-- Working data start --

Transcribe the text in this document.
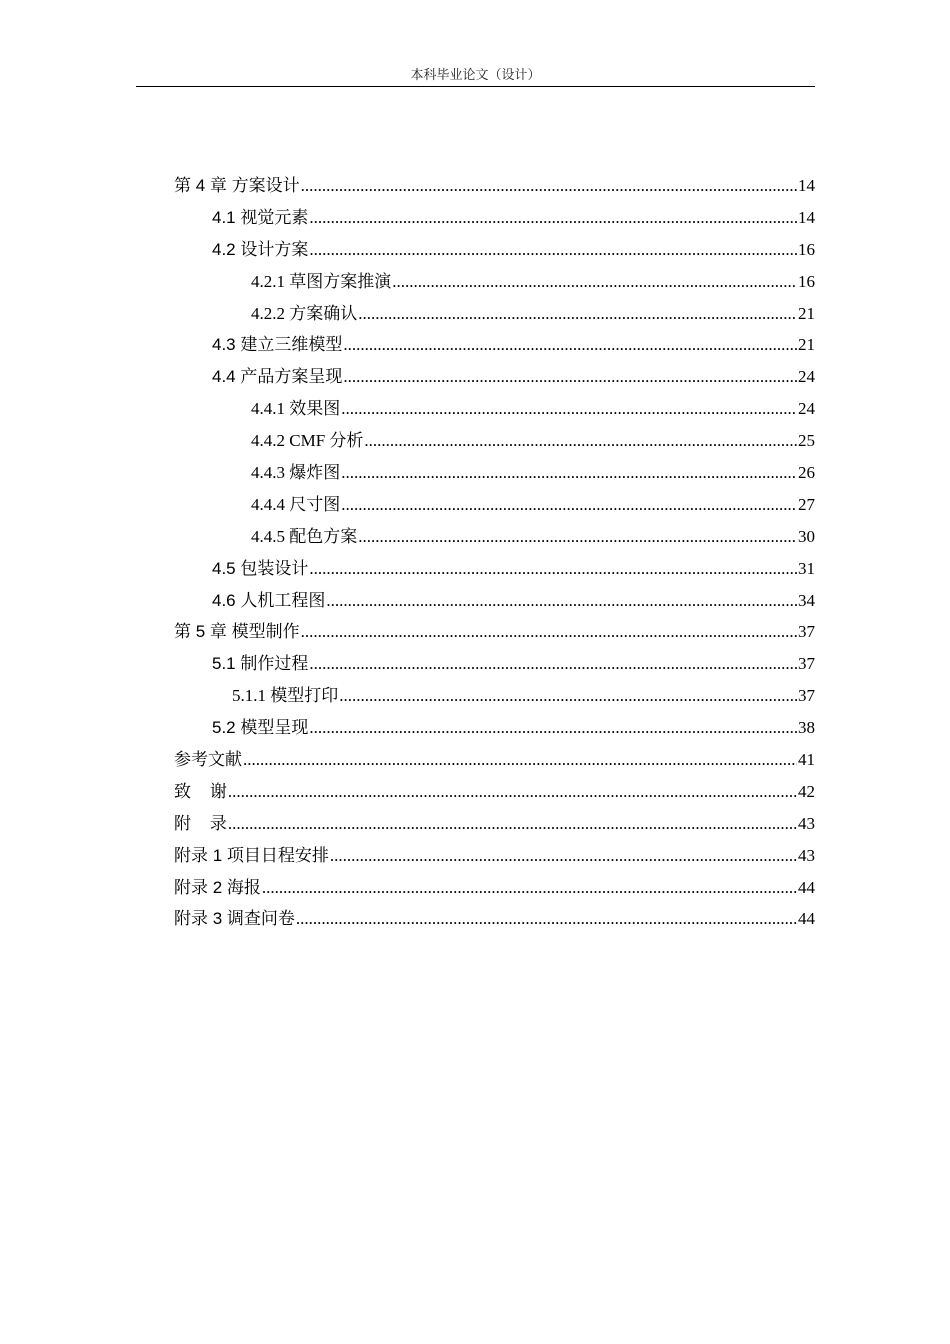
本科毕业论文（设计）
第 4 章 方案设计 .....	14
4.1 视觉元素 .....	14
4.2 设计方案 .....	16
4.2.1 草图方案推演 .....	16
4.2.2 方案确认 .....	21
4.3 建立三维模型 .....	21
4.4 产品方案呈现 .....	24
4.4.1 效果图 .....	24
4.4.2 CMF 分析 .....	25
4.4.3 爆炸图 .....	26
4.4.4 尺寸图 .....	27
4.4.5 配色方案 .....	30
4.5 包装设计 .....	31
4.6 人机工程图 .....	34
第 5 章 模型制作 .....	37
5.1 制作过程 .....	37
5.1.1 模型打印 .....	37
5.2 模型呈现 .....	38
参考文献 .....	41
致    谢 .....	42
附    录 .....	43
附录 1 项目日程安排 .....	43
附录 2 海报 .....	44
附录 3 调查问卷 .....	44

-- Working data end --
-- Working data start --

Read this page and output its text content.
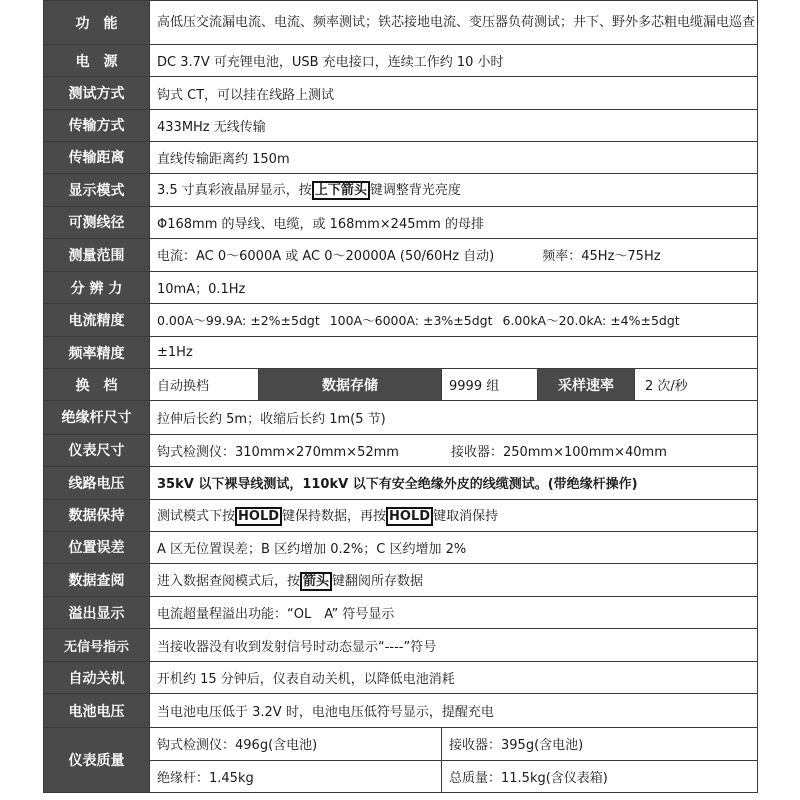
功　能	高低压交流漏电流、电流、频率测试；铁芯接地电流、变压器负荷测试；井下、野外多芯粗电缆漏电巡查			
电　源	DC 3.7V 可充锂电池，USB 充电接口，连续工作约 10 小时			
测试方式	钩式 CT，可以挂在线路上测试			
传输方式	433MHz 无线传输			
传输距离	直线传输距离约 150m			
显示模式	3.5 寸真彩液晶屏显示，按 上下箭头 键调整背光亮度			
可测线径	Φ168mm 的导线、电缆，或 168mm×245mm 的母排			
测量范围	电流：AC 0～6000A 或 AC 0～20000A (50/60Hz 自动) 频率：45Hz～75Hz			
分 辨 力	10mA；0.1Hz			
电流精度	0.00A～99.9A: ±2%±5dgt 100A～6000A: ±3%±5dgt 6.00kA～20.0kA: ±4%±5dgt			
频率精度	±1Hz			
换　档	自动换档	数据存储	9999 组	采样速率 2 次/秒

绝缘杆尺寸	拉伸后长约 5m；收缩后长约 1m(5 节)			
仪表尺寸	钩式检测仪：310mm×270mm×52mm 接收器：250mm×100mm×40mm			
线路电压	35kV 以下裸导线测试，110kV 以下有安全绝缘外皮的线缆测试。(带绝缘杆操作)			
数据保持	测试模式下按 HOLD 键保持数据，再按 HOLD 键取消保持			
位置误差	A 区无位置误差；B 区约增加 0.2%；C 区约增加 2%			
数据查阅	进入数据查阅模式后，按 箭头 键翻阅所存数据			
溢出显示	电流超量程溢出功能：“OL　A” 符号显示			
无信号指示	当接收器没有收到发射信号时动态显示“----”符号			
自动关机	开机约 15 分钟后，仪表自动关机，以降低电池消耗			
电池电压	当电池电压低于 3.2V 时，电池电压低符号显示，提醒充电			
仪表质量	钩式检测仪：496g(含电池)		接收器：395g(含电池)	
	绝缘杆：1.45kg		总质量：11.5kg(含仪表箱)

-- Working data end --

**Problem statement:** Pick out lines containing the word "钩式检测仪", each one as written.

**Solution for this task:**
仪表尺寸	钩式检测仪：310mm×270mm×52mm 接收器：250mm×100mm×40mm			
仪表质量	钩式检测仪：496g(含电池)		接收器：395g(含电池)	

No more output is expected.